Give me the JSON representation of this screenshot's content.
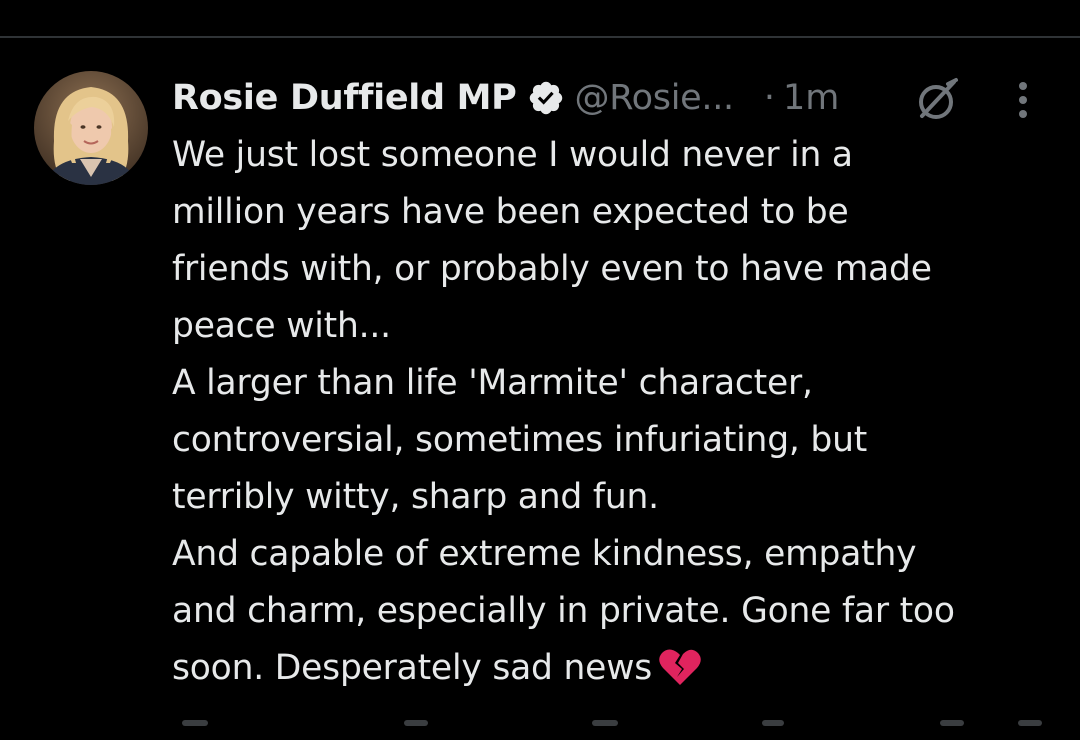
{
  "tweet": {
    "display_name": "Rosie Duffield MP",
    "handle": "@Rosie...",
    "separator": "·",
    "time": "1m",
    "text": "We just lost someone I would never in a\nmillion years have been expected to be\nfriends with, or probably even to have made\npeace with...\nA larger than life 'Marmite' character,\ncontroversial, sometimes infuriating, but\nterribly witty, sharp and fun.\nAnd capable of extreme kindness, empathy\nand charm, especially in private. Gone far too\nsoon. Desperately sad news",
    "emoji": "broken-heart-icon"
  },
  "icons": {
    "verified": "verified-badge-icon",
    "grok": "grok-icon",
    "more": "more-vertical-icon"
  },
  "colors": {
    "background": "#000000",
    "primary_text": "#e7e9ea",
    "secondary_text": "#71767b",
    "divider": "#2f3336",
    "broken_heart": "#e0245e"
  }
}
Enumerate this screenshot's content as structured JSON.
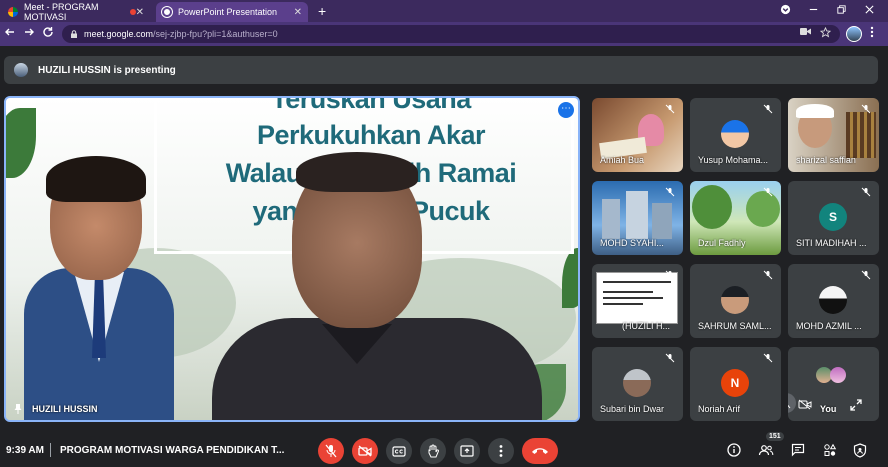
{
  "browser": {
    "tabs": [
      {
        "label": "Meet - PROGRAM MOTIVASI",
        "close": "✕"
      },
      {
        "label": "PowerPoint Presentation",
        "close": "✕"
      }
    ],
    "new_tab": "+",
    "url_host": "meet.google.com",
    "url_path": "/sej-zjbp-fpu?pli=1&authuser=0"
  },
  "presenting_banner": "HUZILI HUSSIN is presenting",
  "main_tile": {
    "slide_lines": [
      "Teruskan Usaha",
      "Perkukuhkan Akar",
      "Walaupun Masih Ramai",
      "yang Disiasi Pucuk"
    ],
    "name": "HUZILI HUSSIN"
  },
  "participants": [
    {
      "name": "Amiah Bua"
    },
    {
      "name": "Yusup Mohama..."
    },
    {
      "name": "sharizal saffian"
    },
    {
      "name": "MOHD SYAHI..."
    },
    {
      "name": "Dzul Fadhly"
    },
    {
      "name": "SITI MADIHAH ...",
      "initial": "S"
    },
    {
      "name": "(HUZILI H..."
    },
    {
      "name": "SAHRUM SAML..."
    },
    {
      "name": "MOHD AZMIL ..."
    },
    {
      "name": "Subari bin Dwar"
    },
    {
      "name": "Noriah Arif",
      "initial": "N"
    },
    {
      "name": "You"
    }
  ],
  "bottom": {
    "time": "9:39 AM",
    "separator": "|",
    "meeting_title": "PROGRAM MOTIVASI WARGA PENDIDIKAN T...",
    "participant_count": "151"
  },
  "colors": {
    "tab_bar": "#3c2a5e",
    "active_tab": "#5b3f8c",
    "highlight": "#8ab4f8",
    "end_call": "#ea4335",
    "tile": "#3c4043",
    "background": "#202124"
  }
}
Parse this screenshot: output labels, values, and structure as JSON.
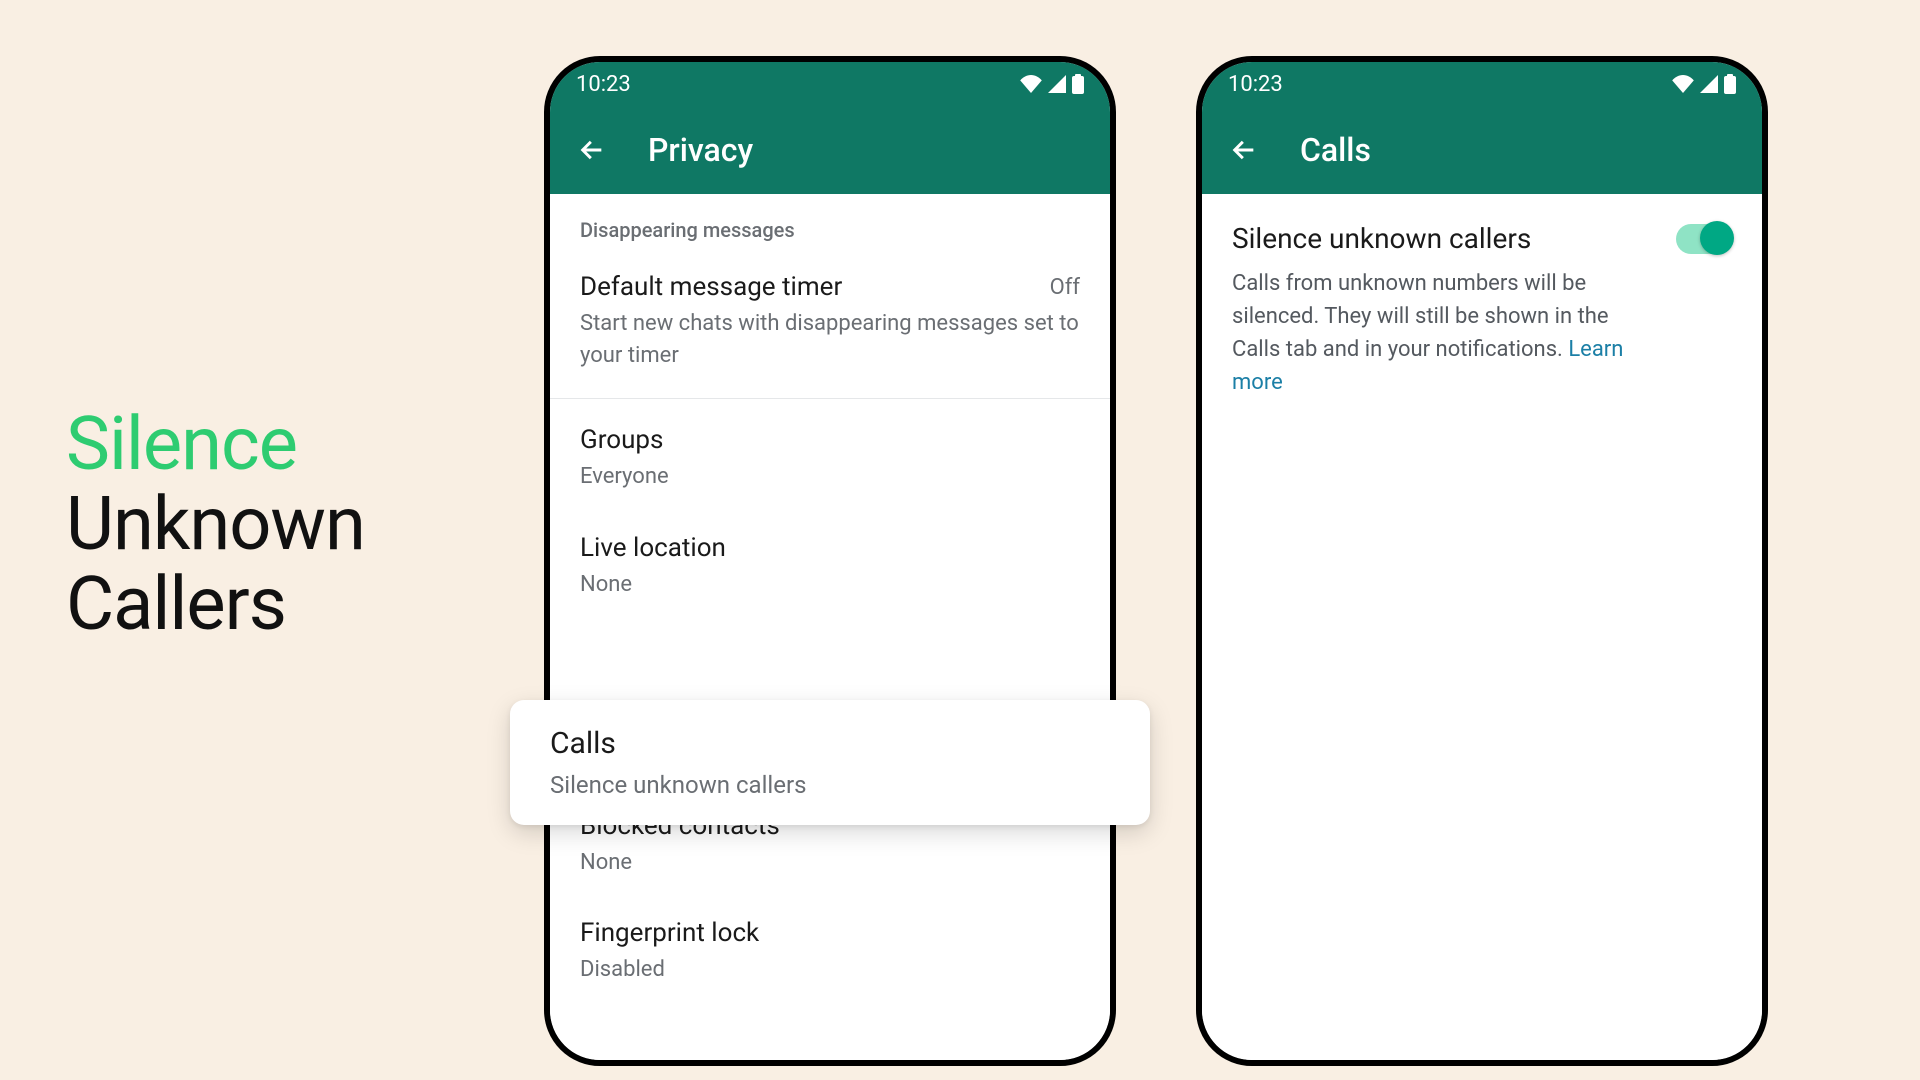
{
  "hero": {
    "accent": "Silence",
    "line2": "Unknown",
    "line3": "Callers"
  },
  "status": {
    "time": "10:23"
  },
  "phone_left": {
    "app_bar_title": "Privacy",
    "section_header": "Disappearing messages",
    "default_timer": {
      "title": "Default message timer",
      "value": "Off",
      "subtitle": "Start new chats with disappearing messages set to your timer"
    },
    "groups": {
      "title": "Groups",
      "subtitle": "Everyone"
    },
    "live_location": {
      "title": "Live location",
      "subtitle": "None"
    },
    "calls_card": {
      "title": "Calls",
      "subtitle": "Silence unknown callers"
    },
    "blocked": {
      "title": "Blocked contacts",
      "subtitle": "None"
    },
    "fingerprint": {
      "title": "Fingerprint lock",
      "subtitle": "Disabled"
    }
  },
  "phone_right": {
    "app_bar_title": "Calls",
    "setting": {
      "title": "Silence unknown callers",
      "desc": "Calls from unknown numbers will be silenced. They will still be shown in the Calls tab and in your notifications. ",
      "link": "Learn more"
    }
  }
}
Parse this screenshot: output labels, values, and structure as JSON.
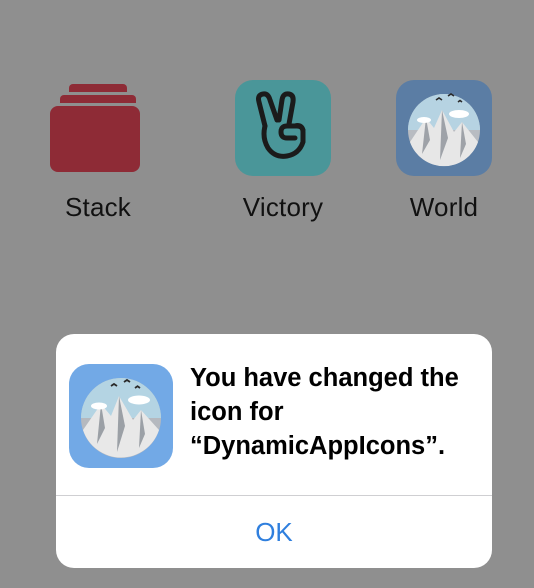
{
  "home_screen": {
    "apps": [
      {
        "label": "Stack",
        "icon": "stack-icon",
        "color": "#8e2b36"
      },
      {
        "label": "Victory",
        "icon": "victory-hand-icon",
        "color": "#4a9699"
      },
      {
        "label": "World",
        "icon": "globe-mountain-icon",
        "color": "#5b7da4"
      }
    ]
  },
  "alert": {
    "icon": "globe-mountain-icon",
    "message_line1": "You have changed the",
    "message_line2": "icon for",
    "message_line3": "“DynamicAppIcons”.",
    "ok_label": "OK",
    "accent_color": "#2f7fde"
  }
}
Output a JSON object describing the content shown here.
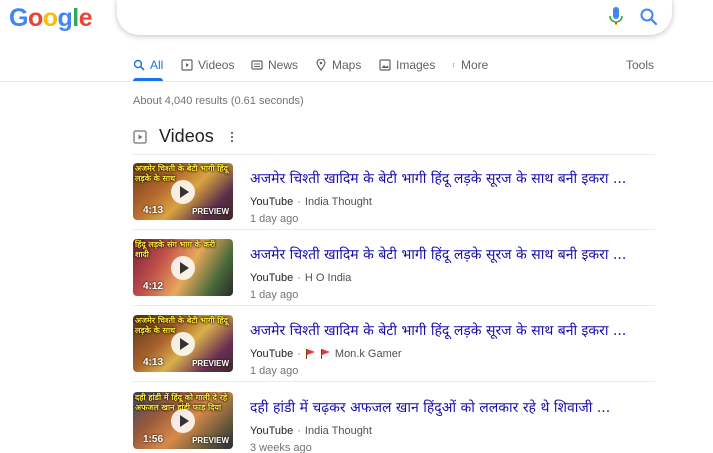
{
  "logo": {
    "letters": [
      "G",
      "o",
      "o",
      "g",
      "l",
      "e"
    ]
  },
  "search": {
    "value": "",
    "placeholder": ""
  },
  "tabs": [
    {
      "label": "All",
      "icon": "search-icon",
      "active": true
    },
    {
      "label": "Videos",
      "icon": "video-icon"
    },
    {
      "label": "News",
      "icon": "news-icon"
    },
    {
      "label": "Maps",
      "icon": "map-pin-icon"
    },
    {
      "label": "Images",
      "icon": "image-icon"
    },
    {
      "label": "More",
      "icon": "more-vert-icon"
    }
  ],
  "tools_label": "Tools",
  "stats": "About 4,040 results (0.61 seconds)",
  "videos_section": {
    "title": "Videos"
  },
  "videos": [
    {
      "title": "अजमेर चिश्ती खादिम के बेटी भागी हिंदू लड़के सूरज के साथ बनी इकरा ...",
      "source": "YouTube",
      "channel": "India Thought",
      "date": "1 day ago",
      "duration": "4:13",
      "preview": "PREVIEW",
      "caption": "अजमेर चिश्ती के बेटी भागी हिंदू लड़के के साथ"
    },
    {
      "title": "अजमेर चिश्ती खादिम के बेटी भागी हिंदू लड़के सूरज के साथ बनी इकरा ...",
      "source": "YouTube",
      "channel": "H O India",
      "date": "1 day ago",
      "duration": "4:12",
      "preview": "",
      "caption": "हिंदू लड़के संग भाग के करी शादी"
    },
    {
      "title": "अजमेर चिश्ती खादिम के बेटी भागी हिंदू लड़के सूरज के साथ बनी इकरा ...",
      "source": "YouTube",
      "channel": "Mon.k Gamer",
      "channel_flags": true,
      "date": "1 day ago",
      "duration": "4:13",
      "preview": "PREVIEW",
      "caption": "अजमेर चिश्ती के बेटी भागी हिंदू लड़के के साथ"
    },
    {
      "title": "दही हांडी में चढ़कर अफजल खान हिंदुओं को ललकार रहे थे शिवाजी ...",
      "source": "YouTube",
      "channel": "India Thought",
      "date": "3 weeks ago",
      "duration": "1:56",
      "preview": "PREVIEW",
      "caption": "दही हांडी में हिंदू को गाली दे रहे अफजल खान हांडी फाड़ दिया"
    }
  ],
  "colors": {
    "link": "#1a0dab",
    "accent": "#1a73e8"
  }
}
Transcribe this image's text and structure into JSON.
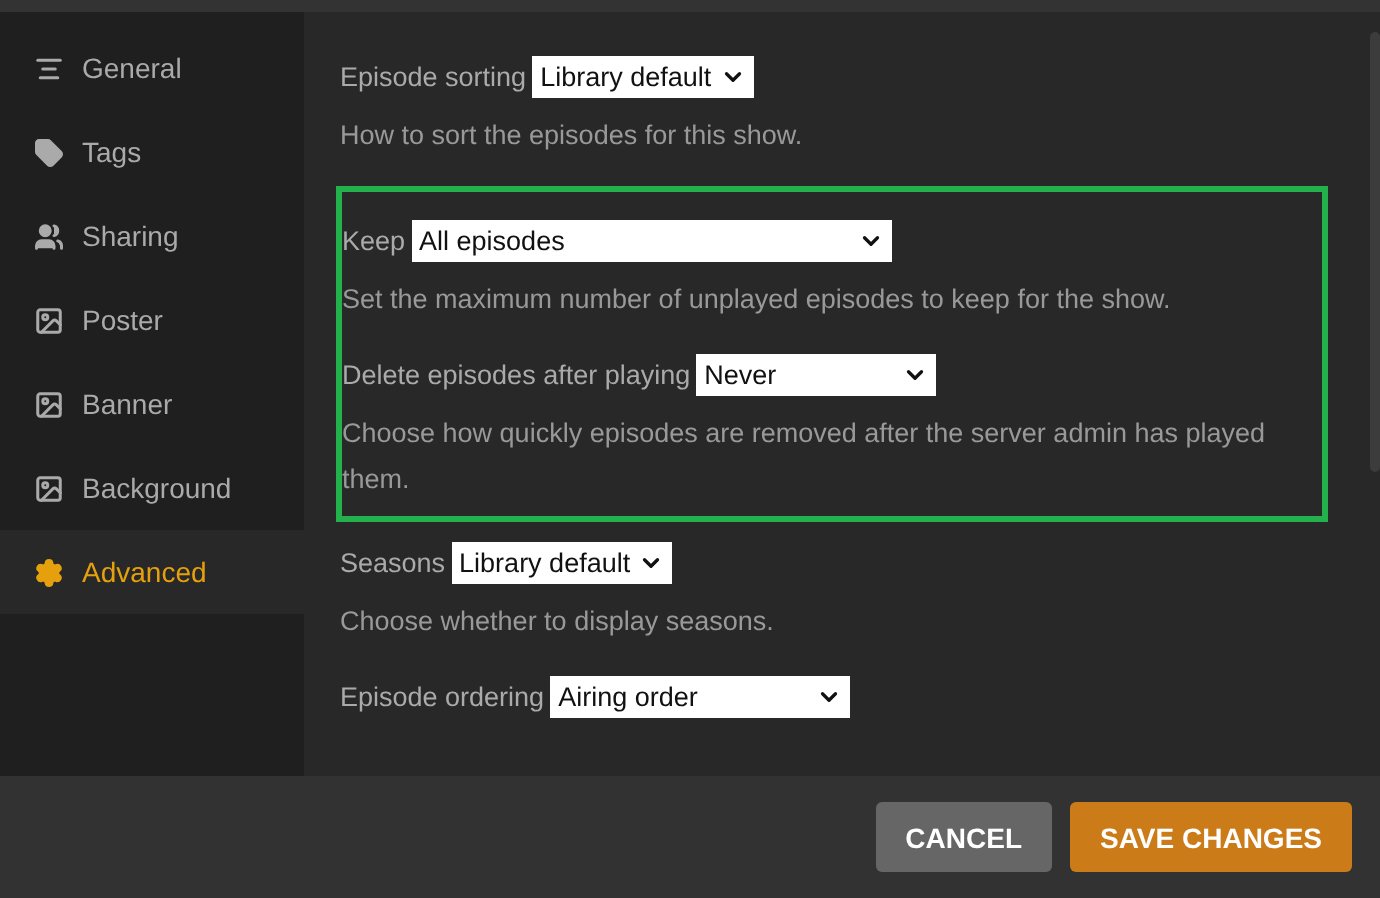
{
  "sidebar": {
    "items": [
      {
        "label": "General",
        "selected": false
      },
      {
        "label": "Tags",
        "selected": false
      },
      {
        "label": "Sharing",
        "selected": false
      },
      {
        "label": "Poster",
        "selected": false
      },
      {
        "label": "Banner",
        "selected": false
      },
      {
        "label": "Background",
        "selected": false
      },
      {
        "label": "Advanced",
        "selected": true
      }
    ]
  },
  "sections": [
    {
      "highlighted": false,
      "settings": [
        {
          "label": "Episode sorting",
          "value": "Library default",
          "description": "How to sort the episodes for this show."
        }
      ]
    },
    {
      "highlighted": true,
      "settings": [
        {
          "label": "Keep",
          "value": "All episodes",
          "description": "Set the maximum number of unplayed episodes to keep for the show."
        },
        {
          "label": "Delete episodes after playing",
          "value": "Never",
          "description": "Choose how quickly episodes are removed after the server admin has played them."
        }
      ]
    },
    {
      "highlighted": false,
      "settings": [
        {
          "label": "Seasons",
          "value": "Library default",
          "description": "Choose whether to display seasons."
        },
        {
          "label": "Episode ordering",
          "value": "Airing order"
        }
      ]
    }
  ],
  "buttons": [
    {
      "label": "CANCEL",
      "kind": "secondary"
    },
    {
      "label": "SAVE CHANGES",
      "kind": "primary"
    }
  ]
}
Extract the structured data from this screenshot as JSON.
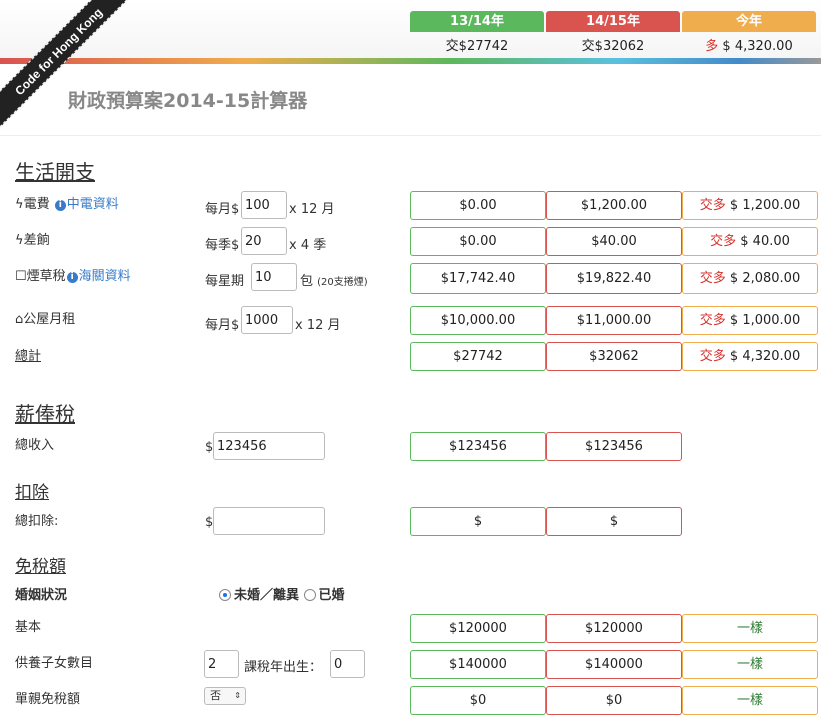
{
  "banner": "Code for Hong Kong",
  "columns": {
    "c1": {
      "label": "13/14年",
      "sub": "交$27742",
      "color": "#5cb85c"
    },
    "c2": {
      "label": "14/15年",
      "sub": "交$32062",
      "color": "#d9534f"
    },
    "c3": {
      "label": "今年",
      "sub_prefix": "多",
      "sub_value": "$ 4,320.00",
      "color": "#f0ad4e"
    }
  },
  "title": "財政預算案2014-15計算器",
  "living": {
    "heading": "生活開支",
    "electricity": {
      "label": "電費",
      "link": "中電資料",
      "prefix": "每月$",
      "value": "100",
      "suffix": "x 12 月",
      "c1": "$0.00",
      "c2": "$1,200.00",
      "c3_prefix": "交多",
      "c3": "$ 1,200.00"
    },
    "rates": {
      "label": "差餉",
      "prefix": "每季$",
      "value": "20",
      "suffix": "x 4 季",
      "c1": "$0.00",
      "c2": "$40.00",
      "c3_prefix": "交多",
      "c3": "$ 40.00"
    },
    "tobacco": {
      "label": "煙草稅",
      "link": "海關資料",
      "prefix": "每星期",
      "value": "10",
      "suffix": "包",
      "note": "(20支捲煙)",
      "c1": "$17,742.40",
      "c2": "$19,822.40",
      "c3_prefix": "交多",
      "c3": "$ 2,080.00"
    },
    "rent": {
      "label": "公屋月租",
      "prefix": "每月$",
      "value": "1000",
      "suffix": "x 12 月",
      "c1": "$10,000.00",
      "c2": "$11,000.00",
      "c3_prefix": "交多",
      "c3": "$ 1,000.00"
    },
    "total": {
      "label": "總計",
      "c1": "$27742",
      "c2": "$32062",
      "c3_prefix": "交多",
      "c3": "$ 4,320.00"
    }
  },
  "salary": {
    "heading": "薪俸稅",
    "income": {
      "label": "總收入",
      "prefix": "$",
      "value": "123456",
      "c1": "$123456",
      "c2": "$123456"
    }
  },
  "deduction": {
    "heading": "扣除",
    "total": {
      "label": "總扣除:",
      "prefix": "$",
      "value": "",
      "c1": "$",
      "c2": "$"
    }
  },
  "allowance": {
    "heading": "免稅額",
    "marital": {
      "label": "婚姻狀況",
      "opt1": "未婚／離異",
      "opt2": "已婚"
    },
    "basic": {
      "label": "基本",
      "c1": "$120000",
      "c2": "$120000",
      "c3": "一樣"
    },
    "children": {
      "label": "供養子女數目",
      "value": "2",
      "born_label": "課稅年出生：",
      "born_value": "0",
      "c1": "$140000",
      "c2": "$140000",
      "c3": "一樣"
    },
    "single_parent": {
      "label": "單親免稅額",
      "select": "否",
      "c1": "$0",
      "c2": "$0",
      "c3": "一樣"
    }
  }
}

* _Exercise aim_
Look for lines containing the string "after" and copy them all.

* _Output of the task_
          "label": "Delete episodes after playing",
          "description": "Choose how quickly episodes are removed after the server admin has played them."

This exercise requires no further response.